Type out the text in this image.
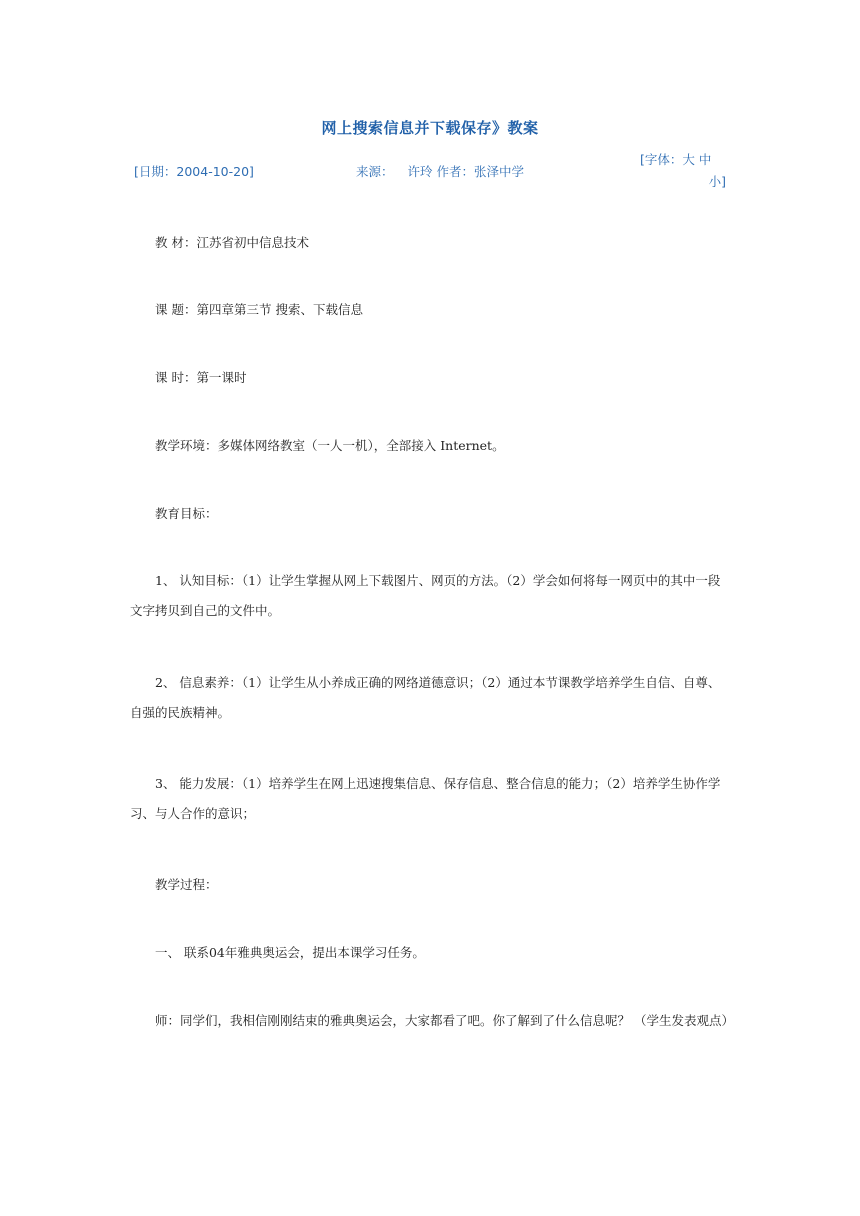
网上搜索信息并下载保存》教案
[日期：2004-10-20]	来源： 许玲 作者：张泽中学
[字体：大 中
小]
教 材：江苏省初中信息技术
课 题：第四章第三节 搜索、下载信息
课 时：第一课时
教学环境：多媒体网络教室（一人一机），全部接入 Internet。
教育目标：
1、 认知目标：（1）让学生掌握从网上下载图片、网页的方法。（2）学会如何将每一网页中的其中一段文字拷贝到自己的文件中。
2、 信息素养：（1）让学生从小养成正确的网络道德意识；（2）通过本节课教学培养学生自信、自尊、自强的民族精神。
3、 能力发展：（1）培养学生在网上迅速搜集信息、保存信息、整合信息的能力；（2）培养学生协作学习、与人合作的意识；
教学过程：
一、 联系04年雅典奥运会，提出本课学习任务。
师：同学们，我相信刚刚结束的雅典奥运会，大家都看了吧。你了解到了什么信息呢？ （学生发表观点）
........
## WHAT IS REQUIRED
Except for the pictures, copy every line of the records above exactly.

## ANSWER TO THE TASK
Type out the text in this image.
网上搜索信息并下载保存》教案
[日期：2004-10-20]	来源： 许玲 作者：张泽中学
[字体：大 中
小]
教 材：江苏省初中信息技术
课 题：第四章第三节 搜索、下载信息
课 时：第一课时
教学环境：多媒体网络教室（一人一机），全部接入 Internet。
教育目标：
1、 认知目标：（1）让学生掌握从网上下载图片、网页的方法。（2）学会如何将每一网页中的其中一段文字拷贝到自己的文件中。
2、 信息素养：（1）让学生从小养成正确的网络道德意识；（2）通过本节课教学培养学生自信、自尊、自强的民族精神。
3、 能力发展：（1）培养学生在网上迅速搜集信息、保存信息、整合信息的能力；（2）培养学生协作学习、与人合作的意识；
教学过程：
一、 联系04年雅典奥运会，提出本课学习任务。
师：同学们，我相信刚刚结束的雅典奥运会，大家都看了吧。你了解到了什么信息呢？ （学生发表观点）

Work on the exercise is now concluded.